-- Stated exercise --
Rewrite each line of all the records below as a numbered list, and leave out any blank lines.

-- Records supplied --

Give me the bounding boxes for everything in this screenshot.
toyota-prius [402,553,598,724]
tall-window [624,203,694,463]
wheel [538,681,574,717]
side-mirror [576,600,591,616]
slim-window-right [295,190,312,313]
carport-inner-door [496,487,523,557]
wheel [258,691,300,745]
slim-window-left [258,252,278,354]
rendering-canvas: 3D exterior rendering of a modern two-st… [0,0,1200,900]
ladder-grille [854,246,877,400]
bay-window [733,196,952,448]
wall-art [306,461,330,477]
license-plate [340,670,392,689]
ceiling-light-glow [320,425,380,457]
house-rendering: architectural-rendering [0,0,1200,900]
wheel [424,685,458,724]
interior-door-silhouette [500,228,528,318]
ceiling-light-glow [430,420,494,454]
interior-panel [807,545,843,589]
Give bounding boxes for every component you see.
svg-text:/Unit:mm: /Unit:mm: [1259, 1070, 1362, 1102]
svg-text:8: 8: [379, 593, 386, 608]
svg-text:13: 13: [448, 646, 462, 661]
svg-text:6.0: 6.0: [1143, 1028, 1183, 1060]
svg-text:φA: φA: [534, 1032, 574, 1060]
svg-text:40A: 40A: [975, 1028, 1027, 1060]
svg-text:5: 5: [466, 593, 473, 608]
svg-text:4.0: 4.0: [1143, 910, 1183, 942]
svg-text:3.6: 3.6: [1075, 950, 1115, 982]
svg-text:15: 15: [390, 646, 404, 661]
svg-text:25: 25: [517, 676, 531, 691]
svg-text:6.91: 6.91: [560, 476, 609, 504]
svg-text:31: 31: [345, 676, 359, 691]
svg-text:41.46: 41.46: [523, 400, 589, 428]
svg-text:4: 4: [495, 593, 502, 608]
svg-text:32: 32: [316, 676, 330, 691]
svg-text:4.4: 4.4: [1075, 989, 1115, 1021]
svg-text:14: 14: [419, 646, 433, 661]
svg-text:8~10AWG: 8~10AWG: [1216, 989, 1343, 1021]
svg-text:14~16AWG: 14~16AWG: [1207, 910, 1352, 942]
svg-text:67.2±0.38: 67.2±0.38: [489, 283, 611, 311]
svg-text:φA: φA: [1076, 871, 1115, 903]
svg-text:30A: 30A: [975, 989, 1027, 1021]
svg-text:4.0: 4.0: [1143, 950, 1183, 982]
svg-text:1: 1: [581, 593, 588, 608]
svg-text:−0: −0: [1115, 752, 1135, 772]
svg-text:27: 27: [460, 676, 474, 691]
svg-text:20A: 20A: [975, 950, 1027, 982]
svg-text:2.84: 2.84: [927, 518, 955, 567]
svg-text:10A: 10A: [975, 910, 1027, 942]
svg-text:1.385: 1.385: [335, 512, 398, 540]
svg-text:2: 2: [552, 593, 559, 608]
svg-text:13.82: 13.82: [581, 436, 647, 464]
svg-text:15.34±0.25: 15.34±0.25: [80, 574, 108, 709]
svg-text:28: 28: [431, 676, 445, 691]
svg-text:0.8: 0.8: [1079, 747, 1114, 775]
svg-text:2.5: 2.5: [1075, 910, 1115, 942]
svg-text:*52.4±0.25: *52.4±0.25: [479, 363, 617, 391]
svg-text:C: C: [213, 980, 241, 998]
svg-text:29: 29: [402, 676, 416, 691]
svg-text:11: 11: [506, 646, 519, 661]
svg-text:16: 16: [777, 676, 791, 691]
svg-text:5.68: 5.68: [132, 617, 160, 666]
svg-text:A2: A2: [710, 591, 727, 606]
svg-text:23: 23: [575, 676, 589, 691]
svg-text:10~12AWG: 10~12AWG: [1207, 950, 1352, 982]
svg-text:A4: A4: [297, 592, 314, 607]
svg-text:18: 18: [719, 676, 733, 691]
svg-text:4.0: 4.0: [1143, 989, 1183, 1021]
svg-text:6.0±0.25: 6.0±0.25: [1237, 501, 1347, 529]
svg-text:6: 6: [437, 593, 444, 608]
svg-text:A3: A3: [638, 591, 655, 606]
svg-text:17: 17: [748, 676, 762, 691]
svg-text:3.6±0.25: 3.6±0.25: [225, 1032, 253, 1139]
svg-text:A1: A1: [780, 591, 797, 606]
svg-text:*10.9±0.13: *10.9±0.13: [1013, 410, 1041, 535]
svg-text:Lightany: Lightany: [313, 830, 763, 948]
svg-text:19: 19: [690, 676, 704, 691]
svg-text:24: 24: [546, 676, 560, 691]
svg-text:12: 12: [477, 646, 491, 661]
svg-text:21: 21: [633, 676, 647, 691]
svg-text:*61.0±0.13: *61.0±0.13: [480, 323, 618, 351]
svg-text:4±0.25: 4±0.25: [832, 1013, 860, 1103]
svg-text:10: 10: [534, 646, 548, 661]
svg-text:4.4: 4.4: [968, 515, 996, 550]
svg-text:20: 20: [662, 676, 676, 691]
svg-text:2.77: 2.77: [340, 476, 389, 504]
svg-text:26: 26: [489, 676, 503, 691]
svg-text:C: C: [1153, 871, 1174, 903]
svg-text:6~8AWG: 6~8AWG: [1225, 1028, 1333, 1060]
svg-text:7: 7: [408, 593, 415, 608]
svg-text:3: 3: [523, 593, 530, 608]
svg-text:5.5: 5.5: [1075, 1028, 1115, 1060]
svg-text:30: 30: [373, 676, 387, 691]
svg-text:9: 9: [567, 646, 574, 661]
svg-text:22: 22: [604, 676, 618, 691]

-- Exercise response --
1. Give me the bounding boxes for everything in this screenshot.
2. toyota-prius [402,553,598,724]
3. tall-window [624,203,694,463]
4. wheel [538,681,574,717]
5. side-mirror [576,600,591,616]
6. slim-window-right [295,190,312,313]
7. carport-inner-door [496,487,523,557]
8. wheel [258,691,300,745]
9. slim-window-left [258,252,278,354]
10. rendering-canvas: 3D exterior rendering of a modern two-st… [0,0,1200,900]
11. ladder-grille [854,246,877,400]
12. bay-window [733,196,952,448]
13. wall-art [306,461,330,477]
14. license-plate [340,670,392,689]
15. ceiling-light-glow [320,425,380,457]
16. house-rendering: architectural-rendering [0,0,1200,900]
17. wheel [424,685,458,724]
18. interior-door-silhouette [500,228,528,318]
19. ceiling-light-glow [430,420,494,454]
20. interior-panel [807,545,843,589]
21. Give bounding boxes for every component you see.
22. svg-text:/Unit:mm: /Unit:mm: [1259, 1070, 1362, 1102]
23. svg-text:8: 8: [379, 593, 386, 608]
24. svg-text:13: 13: [448, 646, 462, 661]
25. svg-text:6.0: 6.0: [1143, 1028, 1183, 1060]
26. svg-text:φA: φA: [534, 1032, 574, 1060]
27. svg-text:40A: 40A: [975, 1028, 1027, 1060]
28. svg-text:5: 5: [466, 593, 473, 608]
29. svg-text:4.0: 4.0: [1143, 910, 1183, 942]
30. svg-text:3.6: 3.6: [1075, 950, 1115, 982]
31. svg-text:15: 15: [390, 646, 404, 661]
32. svg-text:25: 25: [517, 676, 531, 691]
33. svg-text:6.91: 6.91: [560, 476, 609, 504]
34. svg-text:31: 31: [345, 676, 359, 691]
35. svg-text:41.46: 41.46: [523, 400, 589, 428]
36. svg-text:4: 4: [495, 593, 502, 608]
37. svg-text:32: 32: [316, 676, 330, 691]
38. svg-text:4.4: 4.4: [1075, 989, 1115, 1021]
39. svg-text:14: 14: [419, 646, 433, 661]
40. svg-text:8~10AWG: 8~10AWG: [1216, 989, 1343, 1021]
41. svg-text:14~16AWG: 14~16AWG: [1207, 910, 1352, 942]
42. svg-text:67.2±0.38: 67.2±0.38: [489, 283, 611, 311]
43. svg-text:φA: φA: [1076, 871, 1115, 903]
44. svg-text:30A: 30A: [975, 989, 1027, 1021]
45. svg-text:4.0: 4.0: [1143, 950, 1183, 982]
46. svg-text:1: 1: [581, 593, 588, 608]
47. svg-text:−0: −0: [1115, 752, 1135, 772]
48. svg-text:27: 27: [460, 676, 474, 691]
49. svg-text:20A: 20A: [975, 950, 1027, 982]
50. svg-text:2.84: 2.84: [927, 518, 955, 567]
51. svg-text:10A: 10A: [975, 910, 1027, 942]
52. svg-text:1.385: 1.385: [335, 512, 398, 540]
53. svg-text:2: 2: [552, 593, 559, 608]
54. svg-text:13.82: 13.82: [581, 436, 647, 464]
55. svg-text:15.34±0.25: 15.34±0.25: [80, 574, 108, 709]
56. svg-text:28: 28: [431, 676, 445, 691]
57. svg-text:0.8: 0.8: [1079, 747, 1114, 775]
58. svg-text:2.5: 2.5: [1075, 910, 1115, 942]
59. svg-text:*52.4±0.25: *52.4±0.25: [479, 363, 617, 391]
60. svg-text:C: C: [213, 980, 241, 998]
61. svg-text:29: 29: [402, 676, 416, 691]
62. svg-text:11: 11: [506, 646, 519, 661]
63. svg-text:16: 16: [777, 676, 791, 691]
64. svg-text:5.68: 5.68: [132, 617, 160, 666]
65. svg-text:A2: A2: [710, 591, 727, 606]
66. svg-text:23: 23: [575, 676, 589, 691]
67. svg-text:10~12AWG: 10~12AWG: [1207, 950, 1352, 982]
68. svg-text:A4: A4: [297, 592, 314, 607]
69. svg-text:18: 18: [719, 676, 733, 691]
70. svg-text:4.0: 4.0: [1143, 989, 1183, 1021]
71. svg-text:6.0±0.25: 6.0±0.25: [1237, 501, 1347, 529]
72. svg-text:6: 6: [437, 593, 444, 608]
73. svg-text:A3: A3: [638, 591, 655, 606]
74. svg-text:17: 17: [748, 676, 762, 691]
75. svg-text:3.6±0.25: 3.6±0.25: [225, 1032, 253, 1139]
76. svg-text:A1: A1: [780, 591, 797, 606]
77. svg-text:*10.9±0.13: *10.9±0.13: [1013, 410, 1041, 535]
78. svg-text:Lightany: Lightany: [313, 830, 763, 948]
79. svg-text:19: 19: [690, 676, 704, 691]
80. svg-text:24: 24: [546, 676, 560, 691]
81. svg-text:12: 12: [477, 646, 491, 661]
82. svg-text:21: 21: [633, 676, 647, 691]
83. svg-text:*61.0±0.13: *61.0±0.13: [480, 323, 618, 351]
84. svg-text:4±0.25: 4±0.25: [832, 1013, 860, 1103]
85. svg-text:10: 10: [534, 646, 548, 661]
86. svg-text:4.4: 4.4: [968, 515, 996, 550]
87. svg-text:20: 20: [662, 676, 676, 691]
88. svg-text:2.77: 2.77: [340, 476, 389, 504]
89. svg-text:26: 26: [489, 676, 503, 691]
90. svg-text:C: C: [1153, 871, 1174, 903]
91. svg-text:6~8AWG: 6~8AWG: [1225, 1028, 1333, 1060]
92. svg-text:7: 7: [408, 593, 415, 608]
93. svg-text:3: 3: [523, 593, 530, 608]
94. svg-text:5.5: 5.5: [1075, 1028, 1115, 1060]
95. svg-text:30: 30: [373, 676, 387, 691]
96. svg-text:9: 9: [567, 646, 574, 661]
97. svg-text:22: 22: [604, 676, 618, 691]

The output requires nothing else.